Problem description -
Which lines below contain "Iodine"? Copy every one of them.

(Working data)

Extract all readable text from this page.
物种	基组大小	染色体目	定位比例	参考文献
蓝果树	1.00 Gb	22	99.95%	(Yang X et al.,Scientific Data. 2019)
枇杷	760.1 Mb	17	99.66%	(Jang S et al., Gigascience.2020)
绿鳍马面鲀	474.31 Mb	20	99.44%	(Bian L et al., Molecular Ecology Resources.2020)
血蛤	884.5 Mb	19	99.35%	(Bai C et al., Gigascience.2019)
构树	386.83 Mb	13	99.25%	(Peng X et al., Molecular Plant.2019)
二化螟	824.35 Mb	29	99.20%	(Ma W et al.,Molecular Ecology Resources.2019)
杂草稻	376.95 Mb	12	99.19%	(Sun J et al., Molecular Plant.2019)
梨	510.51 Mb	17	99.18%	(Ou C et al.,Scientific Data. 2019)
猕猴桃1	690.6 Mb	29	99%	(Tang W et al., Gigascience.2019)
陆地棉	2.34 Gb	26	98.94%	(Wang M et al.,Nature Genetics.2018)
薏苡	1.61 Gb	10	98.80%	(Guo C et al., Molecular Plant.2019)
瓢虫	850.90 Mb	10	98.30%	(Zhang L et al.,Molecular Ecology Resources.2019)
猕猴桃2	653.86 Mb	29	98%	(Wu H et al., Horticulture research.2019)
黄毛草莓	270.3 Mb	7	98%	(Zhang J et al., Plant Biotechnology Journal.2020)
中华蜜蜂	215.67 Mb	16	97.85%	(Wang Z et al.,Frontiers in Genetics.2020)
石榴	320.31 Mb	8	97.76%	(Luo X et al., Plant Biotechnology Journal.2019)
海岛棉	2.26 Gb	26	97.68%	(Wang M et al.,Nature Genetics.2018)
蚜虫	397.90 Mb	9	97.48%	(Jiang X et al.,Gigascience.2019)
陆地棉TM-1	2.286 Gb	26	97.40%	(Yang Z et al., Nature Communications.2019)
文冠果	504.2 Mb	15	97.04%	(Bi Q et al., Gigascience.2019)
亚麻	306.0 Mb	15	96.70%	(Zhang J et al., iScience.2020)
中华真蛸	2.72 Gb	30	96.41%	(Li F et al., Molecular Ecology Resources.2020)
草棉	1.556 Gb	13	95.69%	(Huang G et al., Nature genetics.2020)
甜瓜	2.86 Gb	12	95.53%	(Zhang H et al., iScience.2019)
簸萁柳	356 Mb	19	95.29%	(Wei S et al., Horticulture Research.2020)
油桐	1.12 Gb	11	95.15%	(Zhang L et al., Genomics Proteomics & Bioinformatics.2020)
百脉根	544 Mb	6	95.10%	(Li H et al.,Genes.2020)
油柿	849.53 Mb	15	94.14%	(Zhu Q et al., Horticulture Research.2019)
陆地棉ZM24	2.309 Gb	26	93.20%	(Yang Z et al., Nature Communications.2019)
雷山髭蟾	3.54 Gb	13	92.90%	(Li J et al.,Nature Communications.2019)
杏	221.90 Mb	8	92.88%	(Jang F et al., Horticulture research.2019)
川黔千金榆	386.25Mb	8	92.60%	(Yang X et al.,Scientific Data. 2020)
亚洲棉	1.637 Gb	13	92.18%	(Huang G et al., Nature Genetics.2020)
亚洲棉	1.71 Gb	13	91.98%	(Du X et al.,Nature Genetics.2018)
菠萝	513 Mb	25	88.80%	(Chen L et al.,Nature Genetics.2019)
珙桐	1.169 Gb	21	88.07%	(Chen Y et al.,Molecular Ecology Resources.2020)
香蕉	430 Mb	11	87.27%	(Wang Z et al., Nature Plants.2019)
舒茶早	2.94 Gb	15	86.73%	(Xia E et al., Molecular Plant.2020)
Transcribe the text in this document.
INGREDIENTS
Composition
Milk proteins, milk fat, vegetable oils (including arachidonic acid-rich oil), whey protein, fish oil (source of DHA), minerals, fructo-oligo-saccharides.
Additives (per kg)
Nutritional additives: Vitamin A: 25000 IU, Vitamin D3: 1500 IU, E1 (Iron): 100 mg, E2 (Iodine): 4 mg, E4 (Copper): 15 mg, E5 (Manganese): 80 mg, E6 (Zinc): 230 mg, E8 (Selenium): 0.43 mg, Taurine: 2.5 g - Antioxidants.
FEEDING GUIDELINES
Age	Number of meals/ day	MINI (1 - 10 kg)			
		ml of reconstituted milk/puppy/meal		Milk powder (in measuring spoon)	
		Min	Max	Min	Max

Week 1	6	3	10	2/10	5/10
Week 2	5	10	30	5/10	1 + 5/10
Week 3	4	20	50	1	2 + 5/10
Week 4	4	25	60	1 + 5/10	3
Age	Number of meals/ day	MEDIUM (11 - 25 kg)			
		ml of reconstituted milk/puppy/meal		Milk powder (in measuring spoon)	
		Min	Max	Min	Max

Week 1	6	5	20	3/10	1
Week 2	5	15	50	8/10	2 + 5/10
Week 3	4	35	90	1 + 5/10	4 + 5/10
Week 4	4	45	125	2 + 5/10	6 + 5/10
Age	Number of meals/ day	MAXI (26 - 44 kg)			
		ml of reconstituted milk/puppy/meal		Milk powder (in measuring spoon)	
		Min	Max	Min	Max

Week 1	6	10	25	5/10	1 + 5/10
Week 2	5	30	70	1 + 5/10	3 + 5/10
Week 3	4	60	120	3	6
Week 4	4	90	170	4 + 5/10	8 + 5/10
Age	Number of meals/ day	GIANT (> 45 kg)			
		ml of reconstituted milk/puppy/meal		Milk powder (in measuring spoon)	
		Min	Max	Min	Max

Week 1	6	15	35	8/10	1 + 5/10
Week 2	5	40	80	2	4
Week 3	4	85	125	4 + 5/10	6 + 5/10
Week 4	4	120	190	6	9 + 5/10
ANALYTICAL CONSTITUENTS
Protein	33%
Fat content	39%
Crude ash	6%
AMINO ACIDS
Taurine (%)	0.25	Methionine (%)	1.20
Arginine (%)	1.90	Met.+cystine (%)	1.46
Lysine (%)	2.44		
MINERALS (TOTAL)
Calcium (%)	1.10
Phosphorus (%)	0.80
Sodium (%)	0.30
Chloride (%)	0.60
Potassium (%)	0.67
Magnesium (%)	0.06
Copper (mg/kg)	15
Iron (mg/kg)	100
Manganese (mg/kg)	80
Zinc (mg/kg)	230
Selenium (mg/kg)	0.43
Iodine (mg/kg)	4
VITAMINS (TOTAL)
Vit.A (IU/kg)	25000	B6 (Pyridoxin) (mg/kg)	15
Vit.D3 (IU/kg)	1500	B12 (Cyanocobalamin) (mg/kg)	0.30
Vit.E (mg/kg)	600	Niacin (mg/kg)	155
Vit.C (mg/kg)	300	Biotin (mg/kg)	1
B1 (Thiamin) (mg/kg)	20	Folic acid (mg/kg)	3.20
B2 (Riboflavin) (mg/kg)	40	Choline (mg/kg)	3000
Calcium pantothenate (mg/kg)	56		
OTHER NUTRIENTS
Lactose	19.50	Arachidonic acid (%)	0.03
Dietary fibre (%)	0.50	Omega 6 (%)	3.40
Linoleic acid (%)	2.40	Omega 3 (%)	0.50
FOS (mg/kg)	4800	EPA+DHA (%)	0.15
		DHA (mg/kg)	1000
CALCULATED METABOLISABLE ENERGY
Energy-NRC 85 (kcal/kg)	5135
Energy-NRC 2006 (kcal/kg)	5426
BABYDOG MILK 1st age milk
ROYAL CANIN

(End Working data)

Task solution -
Nutritional additives: Vitamin A: 25000 IU, Vitamin D3: 1500 IU, E1 (Iron): 100 mg, E2 (Iodine): 4 mg, E4 (Copper): 15 mg, E5 (Manganese): 80 mg, E6 (Zinc): 230 mg, E8 (Selenium): 0.43 mg, Taurine: 2.5 g - Antioxidants.
Iodine (mg/kg)	4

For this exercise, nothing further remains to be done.